EXERCISE REQUIREMENTS —
Return all the data below as it stands, minus the pictures.

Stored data
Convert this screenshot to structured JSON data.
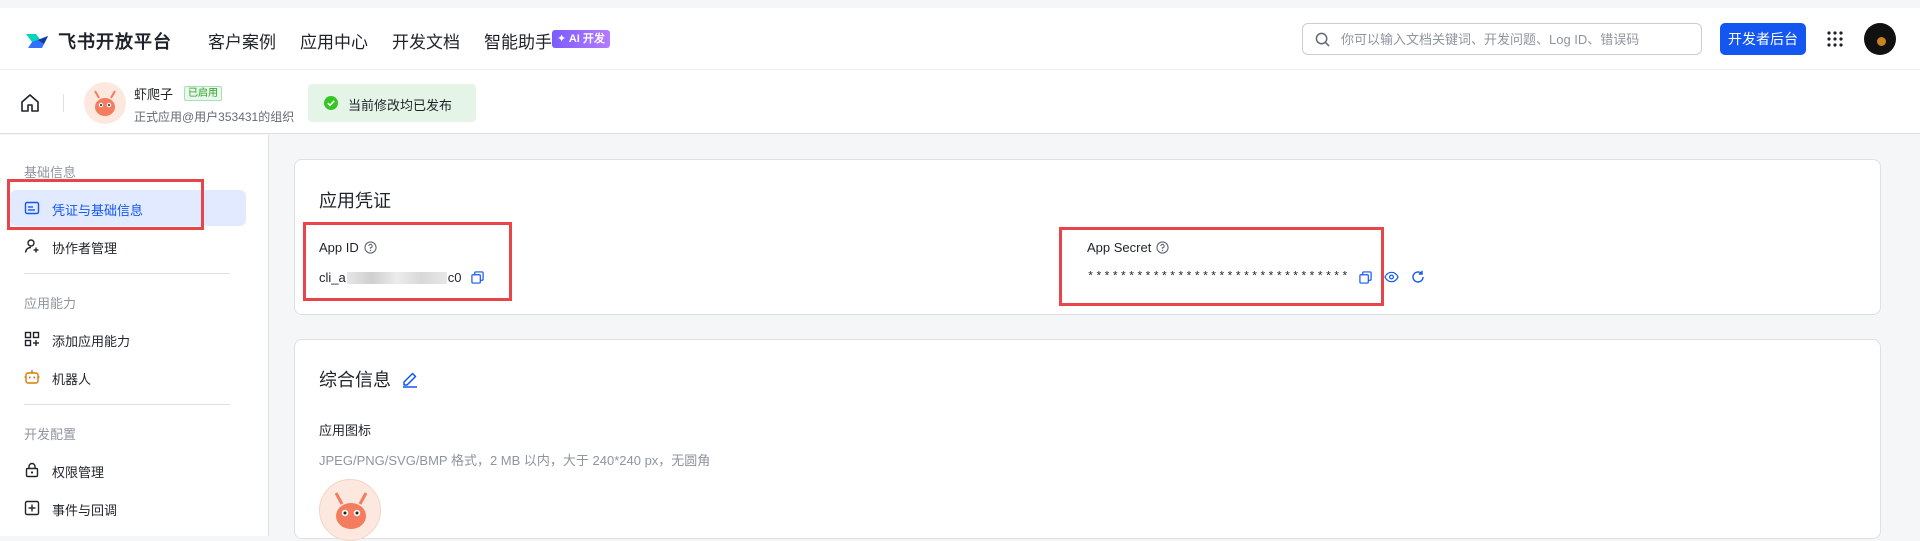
{
  "brand": {
    "name": "飞书开放平台"
  },
  "nav": {
    "items": [
      "客户案例",
      "应用中心",
      "开发文档",
      "智能助手"
    ],
    "ai_badge": "✦ AI 开发"
  },
  "search": {
    "placeholder": "你可以输入文档关键词、开发问题、Log ID、错误码",
    "value": ""
  },
  "dev_console_button": "开发者后台",
  "app": {
    "name": "虾爬子",
    "status_tag": "已启用",
    "org": "正式应用@用户353431的组织"
  },
  "publish_status": "当前修改均已发布",
  "sidebar": {
    "groups": [
      {
        "label": "基础信息",
        "items": [
          {
            "label": "凭证与基础信息",
            "icon": "id-card-icon",
            "active": true
          },
          {
            "label": "协作者管理",
            "icon": "user-add-icon",
            "active": false
          }
        ]
      },
      {
        "label": "应用能力",
        "items": [
          {
            "label": "添加应用能力",
            "icon": "grid-add-icon",
            "active": false
          },
          {
            "label": "机器人",
            "icon": "robot-icon",
            "active": false
          }
        ]
      },
      {
        "label": "开发配置",
        "items": [
          {
            "label": "权限管理",
            "icon": "lock-icon",
            "active": false
          },
          {
            "label": "事件与回调",
            "icon": "event-icon",
            "active": false
          }
        ]
      }
    ]
  },
  "credentials": {
    "title": "应用凭证",
    "app_id": {
      "label": "App ID",
      "prefix": "cli_a",
      "suffix": "c0"
    },
    "app_secret": {
      "label": "App Secret",
      "value": "********************************"
    }
  },
  "general_info": {
    "title": "综合信息",
    "icon_label": "应用图标",
    "icon_hint": "JPEG/PNG/SVG/BMP 格式，2 MB 以内，大于 240*240 px，无圆角"
  },
  "colors": {
    "primary": "#1456f0",
    "highlight": "#e8454a",
    "success": "#2ea121"
  }
}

THE RESULT —
Convert this screenshot to structured JSON data.
{
  "brand": {
    "name": "飞书开放平台"
  },
  "nav": {
    "items": [
      "客户案例",
      "应用中心",
      "开发文档",
      "智能助手"
    ],
    "ai_badge": "✦ AI 开发"
  },
  "search": {
    "placeholder": "你可以输入文档关键词、开发问题、Log ID、错误码",
    "value": ""
  },
  "dev_console_button": "开发者后台",
  "app": {
    "name": "虾爬子",
    "status_tag": "已启用",
    "org": "正式应用@用户353431的组织"
  },
  "publish_status": "当前修改均已发布",
  "sidebar": {
    "groups": [
      {
        "label": "基础信息",
        "items": [
          {
            "label": "凭证与基础信息",
            "icon": "id-card-icon",
            "active": true
          },
          {
            "label": "协作者管理",
            "icon": "user-add-icon",
            "active": false
          }
        ]
      },
      {
        "label": "应用能力",
        "items": [
          {
            "label": "添加应用能力",
            "icon": "grid-add-icon",
            "active": false
          },
          {
            "label": "机器人",
            "icon": "robot-icon",
            "active": false
          }
        ]
      },
      {
        "label": "开发配置",
        "items": [
          {
            "label": "权限管理",
            "icon": "lock-icon",
            "active": false
          },
          {
            "label": "事件与回调",
            "icon": "event-icon",
            "active": false
          }
        ]
      }
    ]
  },
  "credentials": {
    "title": "应用凭证",
    "app_id": {
      "label": "App ID",
      "prefix": "cli_a",
      "suffix": "c0"
    },
    "app_secret": {
      "label": "App Secret",
      "value": "********************************"
    }
  },
  "general_info": {
    "title": "综合信息",
    "icon_label": "应用图标",
    "icon_hint": "JPEG/PNG/SVG/BMP 格式，2 MB 以内，大于 240*240 px，无圆角"
  },
  "colors": {
    "primary": "#1456f0",
    "highlight": "#e8454a",
    "success": "#2ea121"
  }
}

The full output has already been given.